Listed below are entries; give the number of lines among them that include "kommt", and only that number.
>> Start
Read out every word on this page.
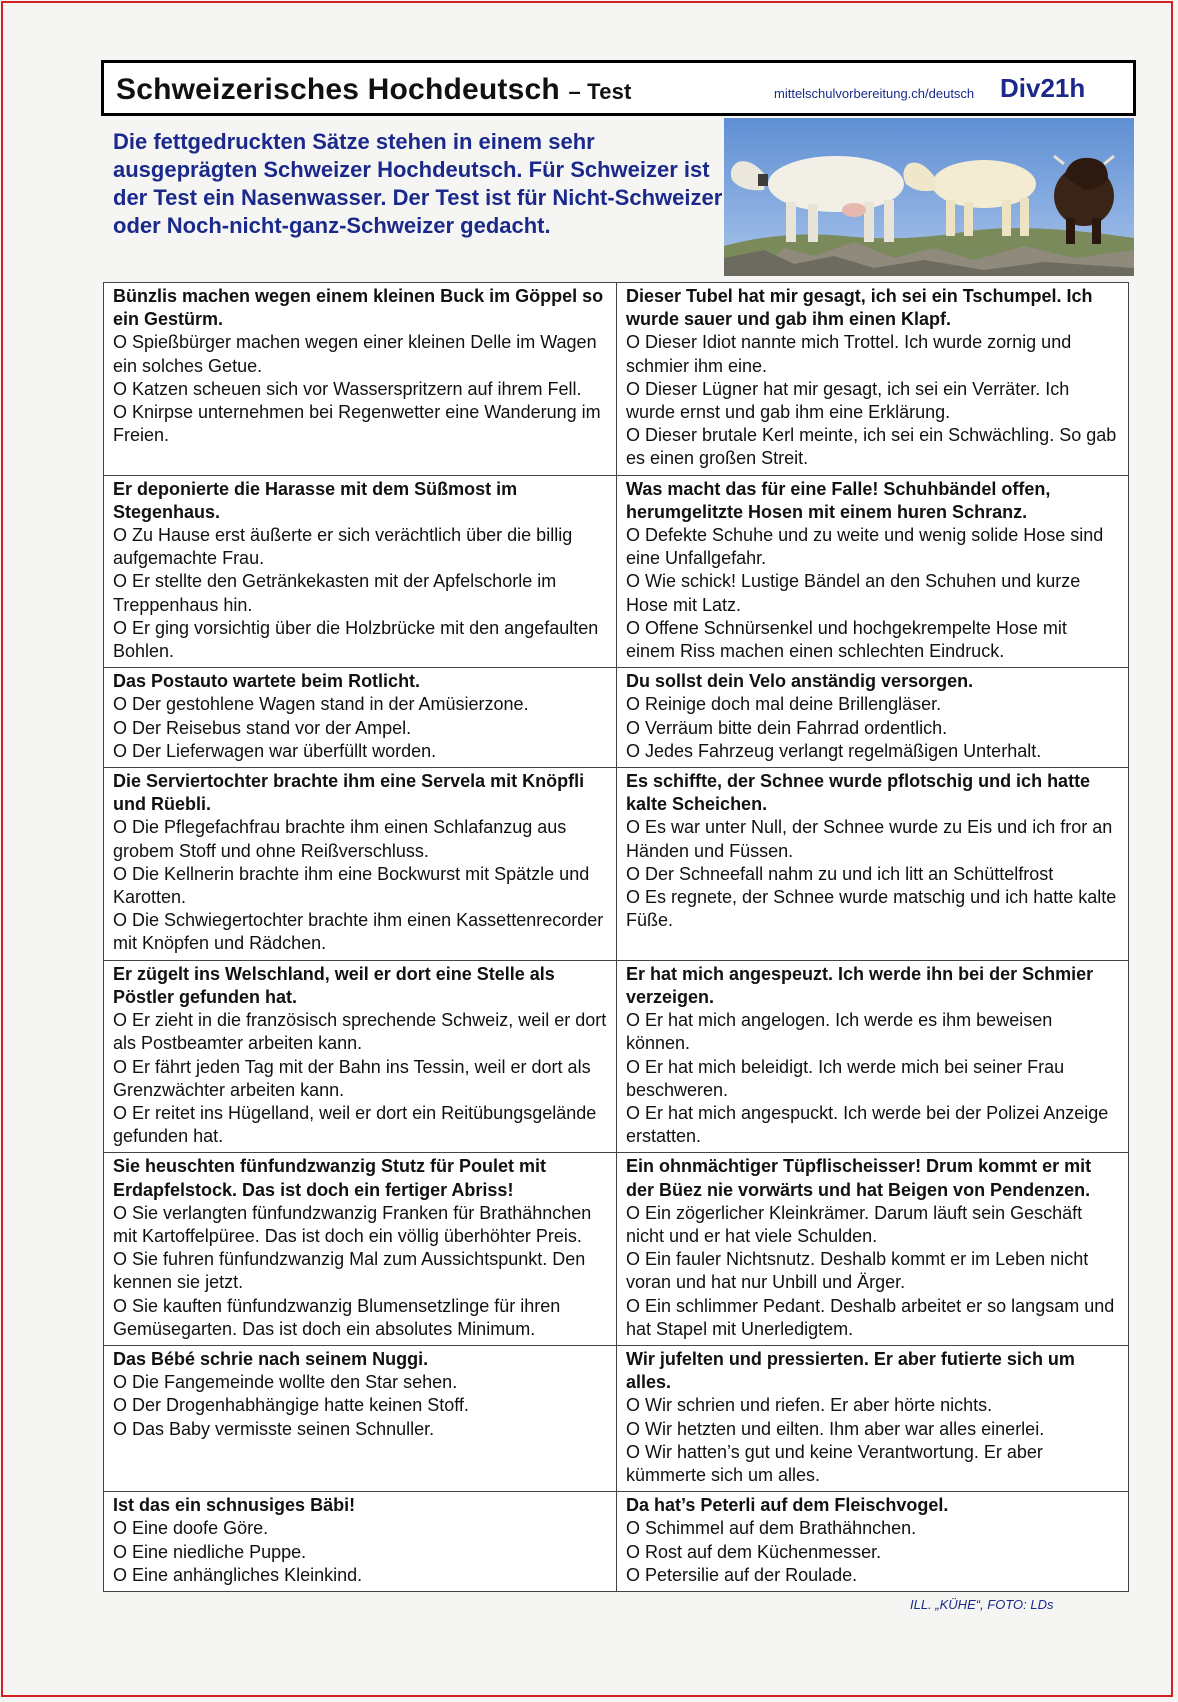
Schweizerisches Hochdeutsch – Test	mittelschulvorbereitung.ch/deutsch Div21h
Die fettgedruckten Sätze stehen in einem sehr ausgeprägten Schweizer Hochdeutsch. Für Schweizer ist der Test ein Nasenwasser. Der Test ist für Nicht-Schweizer oder Noch-nicht-ganz-Schweizer gedacht.
Bünzlis machen wegen einem kleinen Buck im Göppel so ein Gestürm.
O Spießbürger machen wegen einer kleinen Delle im Wagen ein solches Getue.
O Katzen scheuen sich vor Wasserspritzern auf ihrem Fell.
O Knirpse unternehmen bei Regenwetter eine Wanderung im Freien.
Dieser Tubel hat mir gesagt, ich sei ein Tschumpel. Ich wurde sauer und gab ihm einen Klapf.
O Dieser Idiot nannte mich Trottel. Ich wurde zornig und schmier ihm eine.
O Dieser Lügner hat mir gesagt, ich sei ein Verräter. Ich wurde ernst und gab ihm eine Erklärung.
O Dieser brutale Kerl meinte, ich sei ein Schwächling. So gab es einen großen Streit.
Er deponierte die Harasse mit dem Süßmost im Stegenhaus.
O Zu Hause erst äußerte er sich verächtlich über die billig aufgemachte Frau.
O Er stellte den Getränkekasten mit der Apfelschorle im Treppenhaus hin.
O Er ging vorsichtig über die Holzbrücke mit den angefaulten Bohlen.
Was macht das für eine Falle! Schuhbändel offen, herumgelitzte Hosen mit einem huren Schranz.
O Defekte Schuhe und zu weite und wenig solide Hose sind eine Unfallgefahr.
O Wie schick! Lustige Bändel an den Schuhen und kurze Hose mit Latz.
O Offene Schnürsenkel und hochgekrempelte Hose mit einem Riss machen einen schlechten Eindruck.
Das Postauto wartete beim Rotlicht.
O Der gestohlene Wagen stand in der Amüsierzone.
O Der Reisebus stand vor der Ampel.
O Der Lieferwagen war überfüllt worden.
Du sollst dein Velo anständig versorgen.
O Reinige doch mal deine Brillengläser.
O Verräum bitte dein Fahrrad ordentlich.
O Jedes Fahrzeug verlangt regelmäßigen Unterhalt.
Die Serviertochter brachte ihm eine Servela mit Knöpfli und Rüebli.
O Die Pflegefachfrau brachte ihm einen Schlafanzug aus grobem Stoff und ohne Reißverschluss.
O Die Kellnerin brachte ihm eine Bockwurst mit Spätzle und Karotten.
O Die Schwiegertochter brachte ihm einen Kassettenrecorder mit Knöpfen und Rädchen.
Es schiffte, der Schnee wurde pflotschig und ich hatte kalte Scheichen.
O Es war unter Null, der Schnee wurde zu Eis und ich fror an Händen und Füssen.
O Der Schneefall nahm zu und ich litt an Schüttelfrost
O Es regnete, der Schnee wurde matschig und ich hatte kalte Füße.
Er zügelt ins Welschland, weil er dort eine Stelle als Pöstler gefunden hat.
O Er zieht in die französisch sprechende Schweiz, weil er dort als Postbeamter arbeiten kann.
O Er fährt jeden Tag mit der Bahn ins Tessin, weil er dort als Grenzwächter arbeiten kann.
O Er reitet ins Hügelland, weil er dort ein Reitübungsgelände gefunden hat.
Er hat mich angespeuzt. Ich werde ihn bei der Schmier verzeigen.
O Er hat mich angelogen. Ich werde es ihm beweisen können.
O Er hat mich beleidigt. Ich werde mich bei seiner Frau beschweren.
O Er hat mich angespuckt. Ich werde bei der Polizei Anzeige erstatten.
Sie heuschten fünfundzwanzig Stutz für Poulet mit Erdapfelstock. Das ist doch ein fertiger Abriss!
O Sie verlangten fünfundzwanzig Franken für Brathähnchen mit Kartoffelpüree. Das ist doch ein völlig überhöhter Preis.
O Sie fuhren fünfundzwanzig Mal zum Aussichtspunkt. Den kennen sie jetzt.
O Sie kauften fünfundzwanzig Blumensetzlinge für ihren Gemüsegarten. Das ist doch ein absolutes Minimum.
Ein ohnmächtiger Tüpflischeisser! Drum kommt er mit der Büez nie vorwärts und hat Beigen von Pendenzen.
O Ein zögerlicher Kleinkrämer. Darum läuft sein Geschäft nicht und er hat viele Schulden.
O Ein fauler Nichtsnutz. Deshalb kommt er im Leben nicht voran und hat nur Unbill und Ärger.
O Ein schlimmer Pedant. Deshalb arbeitet er so langsam und hat Stapel mit Unerledigtem.
Das Bébé schrie nach seinem Nuggi.
O Die Fangemeinde wollte den Star sehen.
O Der Drogenhabhängige hatte keinen Stoff.
O Das Baby vermisste seinen Schnuller.
Wir jufelten und pressierten. Er aber futierte sich um alles.
O Wir schrien und riefen. Er aber hörte nichts.
O Wir hetzten und eilten. Ihm aber war alles einerlei.
O Wir hatten’s gut und keine Verantwortung. Er aber kümmerte sich um alles.
Ist das ein schnusiges Bäbi!
O Eine doofe Göre.
O Eine niedliche Puppe.
O Eine anhängliches Kleinkind.
Da hat’s Peterli auf dem Fleischvogel.
O Schimmel auf dem Brathähnchen.
O Rost auf dem Küchenmesser.
O Petersilie auf der Roulade.
ILL. „KÜHE“, FOTO: LDs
>> End
:: Final result ::
2